Copy all entries without alteration and skip the pictures they hold.

-- Start of Information shown --

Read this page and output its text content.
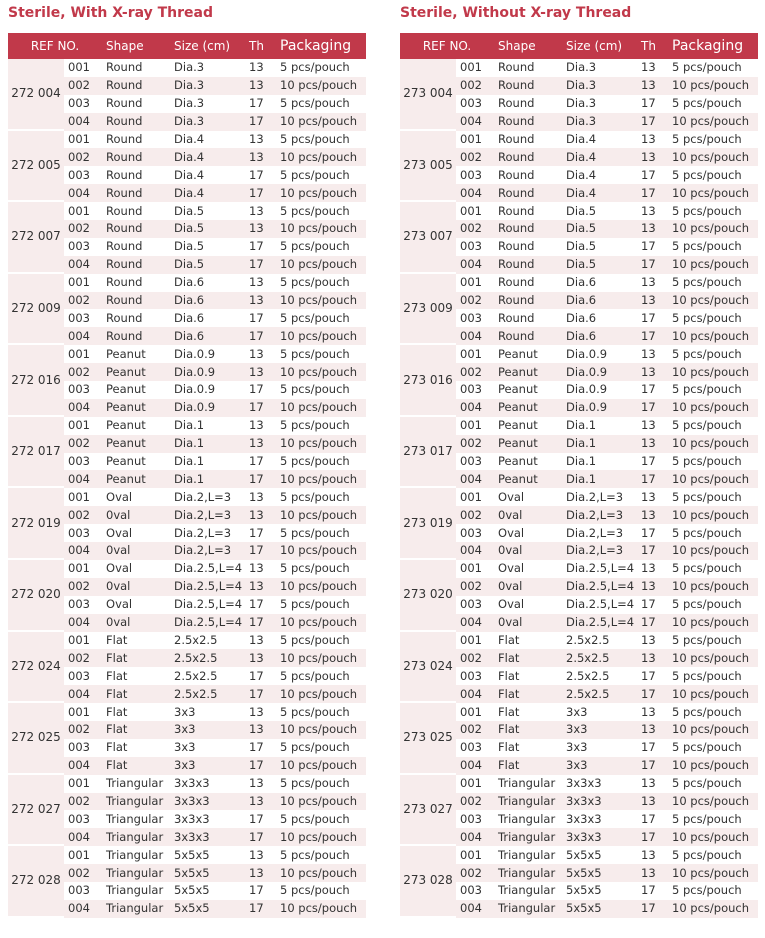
Sterile, With X-ray Thread
REF NO.		Shape	Size (cm)	Th	Packaging
272 004	001	Round	Dia.3	13	5 pcs/pouch
	002	Round	Dia.3	13	10 pcs/pouch
	003	Round	Dia.3	17	5 pcs/pouch
	004	Round	Dia.3	17	10 pcs/pouch
272 005	001	Round	Dia.4	13	5 pcs/pouch
	002	Round	Dia.4	13	10 pcs/pouch
	003	Round	Dia.4	17	5 pcs/pouch
	004	Round	Dia.4	17	10 pcs/pouch
272 007	001	Round	Dia.5	13	5 pcs/pouch
	002	Round	Dia.5	13	10 pcs/pouch
	003	Round	Dia.5	17	5 pcs/pouch
	004	Round	Dia.5	17	10 pcs/pouch
272 009	001	Round	Dia.6	13	5 pcs/pouch
	002	Round	Dia.6	13	10 pcs/pouch
	003	Round	Dia.6	17	5 pcs/pouch
	004	Round	Dia.6	17	10 pcs/pouch
272 016	001	Peanut	Dia.0.9	13	5 pcs/pouch
	002	Peanut	Dia.0.9	13	10 pcs/pouch
	003	Peanut	Dia.0.9	17	5 pcs/pouch
	004	Peanut	Dia.0.9	17	10 pcs/pouch
272 017	001	Peanut	Dia.1	13	5 pcs/pouch
	002	Peanut	Dia.1	13	10 pcs/pouch
	003	Peanut	Dia.1	17	5 pcs/pouch
	004	Peanut	Dia.1	17	10 pcs/pouch
272 019	001	Oval	Dia.2,L=3	13	5 pcs/pouch
	002	0val	Dia.2,L=3	13	10 pcs/pouch
	003	Oval	Dia.2,L=3	17	5 pcs/pouch
	004	0val	Dia.2,L=3	17	10 pcs/pouch
272 020	001	Oval	Dia.2.5,L=4	13	5 pcs/pouch
	002	0val	Dia.2.5,L=4	13	10 pcs/pouch
	003	Oval	Dia.2.5,L=4	17	5 pcs/pouch
	004	0val	Dia.2.5,L=4	17	10 pcs/pouch
272 024	001	Flat	2.5x2.5	13	5 pcs/pouch
	002	Flat	2.5x2.5	13	10 pcs/pouch
	003	Flat	2.5x2.5	17	5 pcs/pouch
	004	Flat	2.5x2.5	17	10 pcs/pouch
272 025	001	Flat	3x3	13	5 pcs/pouch
	002	Flat	3x3	13	10 pcs/pouch
	003	Flat	3x3	17	5 pcs/pouch
	004	Flat	3x3	17	10 pcs/pouch
272 027	001	Triangular	3x3x3	13	5 pcs/pouch
	002	Triangular	3x3x3	13	10 pcs/pouch
	003	Triangular	3x3x3	17	5 pcs/pouch
	004	Triangular	3x3x3	17	10 pcs/pouch
272 028	001	Triangular	5x5x5	13	5 pcs/pouch
	002	Triangular	5x5x5	13	10 pcs/pouch
	003	Triangular	5x5x5	17	5 pcs/pouch
	004	Triangular	5x5x5	17	10 pcs/pouch
Sterile, Without X-ray Thread
REF NO.		Shape	Size (cm)	Th	Packaging
273 004	001	Round	Dia.3	13	5 pcs/pouch
	002	Round	Dia.3	13	10 pcs/pouch
	003	Round	Dia.3	17	5 pcs/pouch
	004	Round	Dia.3	17	10 pcs/pouch
273 005	001	Round	Dia.4	13	5 pcs/pouch
	002	Round	Dia.4	13	10 pcs/pouch
	003	Round	Dia.4	17	5 pcs/pouch
	004	Round	Dia.4	17	10 pcs/pouch
273 007	001	Round	Dia.5	13	5 pcs/pouch
	002	Round	Dia.5	13	10 pcs/pouch
	003	Round	Dia.5	17	5 pcs/pouch
	004	Round	Dia.5	17	10 pcs/pouch
273 009	001	Round	Dia.6	13	5 pcs/pouch
	002	Round	Dia.6	13	10 pcs/pouch
	003	Round	Dia.6	17	5 pcs/pouch
	004	Round	Dia.6	17	10 pcs/pouch
273 016	001	Peanut	Dia.0.9	13	5 pcs/pouch
	002	Peanut	Dia.0.9	13	10 pcs/pouch
	003	Peanut	Dia.0.9	17	5 pcs/pouch
	004	Peanut	Dia.0.9	17	10 pcs/pouch
273 017	001	Peanut	Dia.1	13	5 pcs/pouch
	002	Peanut	Dia.1	13	10 pcs/pouch
	003	Peanut	Dia.1	17	5 pcs/pouch
	004	Peanut	Dia.1	17	10 pcs/pouch
273 019	001	Oval	Dia.2,L=3	13	5 pcs/pouch
	002	0val	Dia.2,L=3	13	10 pcs/pouch
	003	Oval	Dia.2,L=3	17	5 pcs/pouch
	004	0val	Dia.2,L=3	17	10 pcs/pouch
273 020	001	Oval	Dia.2.5,L=4	13	5 pcs/pouch
	002	0val	Dia.2.5,L=4	13	10 pcs/pouch
	003	Oval	Dia.2.5,L=4	17	5 pcs/pouch
	004	0val	Dia.2.5,L=4	17	10 pcs/pouch
273 024	001	Flat	2.5x2.5	13	5 pcs/pouch
	002	Flat	2.5x2.5	13	10 pcs/pouch
	003	Flat	2.5x2.5	17	5 pcs/pouch
	004	Flat	2.5x2.5	17	10 pcs/pouch
273 025	001	Flat	3x3	13	5 pcs/pouch
	002	Flat	3x3	13	10 pcs/pouch
	003	Flat	3x3	17	5 pcs/pouch
	004	Flat	3x3	17	10 pcs/pouch
273 027	001	Triangular	3x3x3	13	5 pcs/pouch
	002	Triangular	3x3x3	13	10 pcs/pouch
	003	Triangular	3x3x3	17	5 pcs/pouch
	004	Triangular	3x3x3	17	10 pcs/pouch
273 028	001	Triangular	5x5x5	13	5 pcs/pouch
	002	Triangular	5x5x5	13	10 pcs/pouch
	003	Triangular	5x5x5	17	5 pcs/pouch
	004	Triangular	5x5x5	17	10 pcs/pouch
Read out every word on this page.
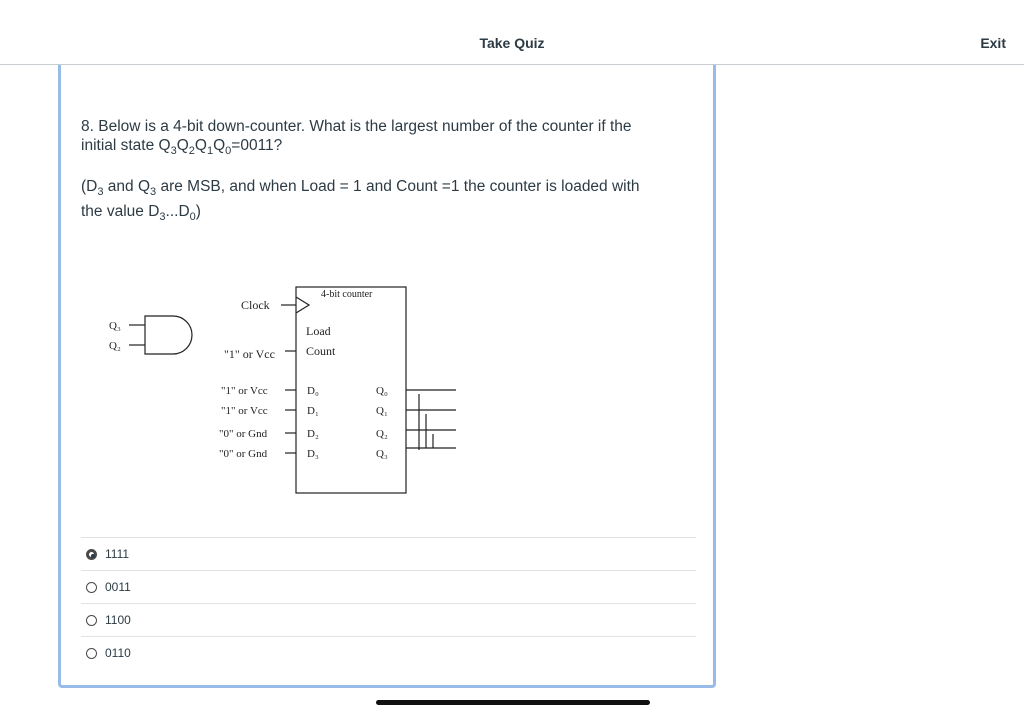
Take Quiz	Exit

8. Below is a 4-bit down-counter. What is the largest number of the counter if the
initial state $Q_3Q_2Q_1Q_0=0011$?

($D_3$ and $Q_3$ are MSB, and when Load = 1 and Count =1 the counter is loaded with
the value $D_3...D_0$)

4-bit counter
Clock
Q₃
Q₂
Load
Count
"1" or Vcc
"1" or Vcc
"1" or Vcc
"0" or Gnd
"0" or Gnd
D₀
D₁
D₂
D₃
Q₀
Q₁
Q₂
Q₃
1111
0011
1100
0110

-- End of Information shown --

(Output below):
Read this page and output its text content.
Sterile, With X-ray Thread
REF NO.		Shape	Size (cm)	Th	Packaging
272 004	001	Round	Dia.3	13	5 pcs/pouch
	002	Round	Dia.3	13	10 pcs/pouch
	003	Round	Dia.3	17	5 pcs/pouch
	004	Round	Dia.3	17	10 pcs/pouch
272 005	001	Round	Dia.4	13	5 pcs/pouch
	002	Round	Dia.4	13	10 pcs/pouch
	003	Round	Dia.4	17	5 pcs/pouch
	004	Round	Dia.4	17	10 pcs/pouch
272 007	001	Round	Dia.5	13	5 pcs/pouch
	002	Round	Dia.5	13	10 pcs/pouch
	003	Round	Dia.5	17	5 pcs/pouch
	004	Round	Dia.5	17	10 pcs/pouch
272 009	001	Round	Dia.6	13	5 pcs/pouch
	002	Round	Dia.6	13	10 pcs/pouch
	003	Round	Dia.6	17	5 pcs/pouch
	004	Round	Dia.6	17	10 pcs/pouch
272 016	001	Peanut	Dia.0.9	13	5 pcs/pouch
	002	Peanut	Dia.0.9	13	10 pcs/pouch
	003	Peanut	Dia.0.9	17	5 pcs/pouch
	004	Peanut	Dia.0.9	17	10 pcs/pouch
272 017	001	Peanut	Dia.1	13	5 pcs/pouch
	002	Peanut	Dia.1	13	10 pcs/pouch
	003	Peanut	Dia.1	17	5 pcs/pouch
	004	Peanut	Dia.1	17	10 pcs/pouch
272 019	001	Oval	Dia.2,L=3	13	5 pcs/pouch
	002	0val	Dia.2,L=3	13	10 pcs/pouch
	003	Oval	Dia.2,L=3	17	5 pcs/pouch
	004	0val	Dia.2,L=3	17	10 pcs/pouch
272 020	001	Oval	Dia.2.5,L=4	13	5 pcs/pouch
	002	0val	Dia.2.5,L=4	13	10 pcs/pouch
	003	Oval	Dia.2.5,L=4	17	5 pcs/pouch
	004	0val	Dia.2.5,L=4	17	10 pcs/pouch
272 024	001	Flat	2.5x2.5	13	5 pcs/pouch
	002	Flat	2.5x2.5	13	10 pcs/pouch
	003	Flat	2.5x2.5	17	5 pcs/pouch
	004	Flat	2.5x2.5	17	10 pcs/pouch
272 025	001	Flat	3x3	13	5 pcs/pouch
	002	Flat	3x3	13	10 pcs/pouch
	003	Flat	3x3	17	5 pcs/pouch
	004	Flat	3x3	17	10 pcs/pouch
272 027	001	Triangular	3x3x3	13	5 pcs/pouch
	002	Triangular	3x3x3	13	10 pcs/pouch
	003	Triangular	3x3x3	17	5 pcs/pouch
	004	Triangular	3x3x3	17	10 pcs/pouch
272 028	001	Triangular	5x5x5	13	5 pcs/pouch
	002	Triangular	5x5x5	13	10 pcs/pouch
	003	Triangular	5x5x5	17	5 pcs/pouch
	004	Triangular	5x5x5	17	10 pcs/pouch
Sterile, Without X-ray Thread
REF NO.		Shape	Size (cm)	Th	Packaging
273 004	001	Round	Dia.3	13	5 pcs/pouch
	002	Round	Dia.3	13	10 pcs/pouch
	003	Round	Dia.3	17	5 pcs/pouch
	004	Round	Dia.3	17	10 pcs/pouch
273 005	001	Round	Dia.4	13	5 pcs/pouch
	002	Round	Dia.4	13	10 pcs/pouch
	003	Round	Dia.4	17	5 pcs/pouch
	004	Round	Dia.4	17	10 pcs/pouch
273 007	001	Round	Dia.5	13	5 pcs/pouch
	002	Round	Dia.5	13	10 pcs/pouch
	003	Round	Dia.5	17	5 pcs/pouch
	004	Round	Dia.5	17	10 pcs/pouch
273 009	001	Round	Dia.6	13	5 pcs/pouch
	002	Round	Dia.6	13	10 pcs/pouch
	003	Round	Dia.6	17	5 pcs/pouch
	004	Round	Dia.6	17	10 pcs/pouch
273 016	001	Peanut	Dia.0.9	13	5 pcs/pouch
	002	Peanut	Dia.0.9	13	10 pcs/pouch
	003	Peanut	Dia.0.9	17	5 pcs/pouch
	004	Peanut	Dia.0.9	17	10 pcs/pouch
273 017	001	Peanut	Dia.1	13	5 pcs/pouch
	002	Peanut	Dia.1	13	10 pcs/pouch
	003	Peanut	Dia.1	17	5 pcs/pouch
	004	Peanut	Dia.1	17	10 pcs/pouch
273 019	001	Oval	Dia.2,L=3	13	5 pcs/pouch
	002	0val	Dia.2,L=3	13	10 pcs/pouch
	003	Oval	Dia.2,L=3	17	5 pcs/pouch
	004	0val	Dia.2,L=3	17	10 pcs/pouch
273 020	001	Oval	Dia.2.5,L=4	13	5 pcs/pouch
	002	0val	Dia.2.5,L=4	13	10 pcs/pouch
	003	Oval	Dia.2.5,L=4	17	5 pcs/pouch
	004	0val	Dia.2.5,L=4	17	10 pcs/pouch
273 024	001	Flat	2.5x2.5	13	5 pcs/pouch
	002	Flat	2.5x2.5	13	10 pcs/pouch
	003	Flat	2.5x2.5	17	5 pcs/pouch
	004	Flat	2.5x2.5	17	10 pcs/pouch
273 025	001	Flat	3x3	13	5 pcs/pouch
	002	Flat	3x3	13	10 pcs/pouch
	003	Flat	3x3	17	5 pcs/pouch
	004	Flat	3x3	17	10 pcs/pouch
273 027	001	Triangular	3x3x3	13	5 pcs/pouch
	002	Triangular	3x3x3	13	10 pcs/pouch
	003	Triangular	3x3x3	17	5 pcs/pouch
	004	Triangular	3x3x3	17	10 pcs/pouch
273 028	001	Triangular	5x5x5	13	5 pcs/pouch
	002	Triangular	5x5x5	13	10 pcs/pouch
	003	Triangular	5x5x5	17	5 pcs/pouch
	004	Triangular	5x5x5	17	10 pcs/pouch
Read out every word on this page.
Take Quiz	Exit

8. Below is a 4-bit down-counter. What is the largest number of the counter if the
initial state $Q_3Q_2Q_1Q_0=0011$?

($D_3$ and $Q_3$ are MSB, and when Load = 1 and Count =1 the counter is loaded with
the value $D_3...D_0$)

4-bit counter
Clock
Q₃
Q₂
Load
Count
"1" or Vcc
"1" or Vcc
"1" or Vcc
"0" or Gnd
"0" or Gnd
D₀
D₁
D₂
D₃
Q₀
Q₁
Q₂
Q₃
1111
0011
1100
0110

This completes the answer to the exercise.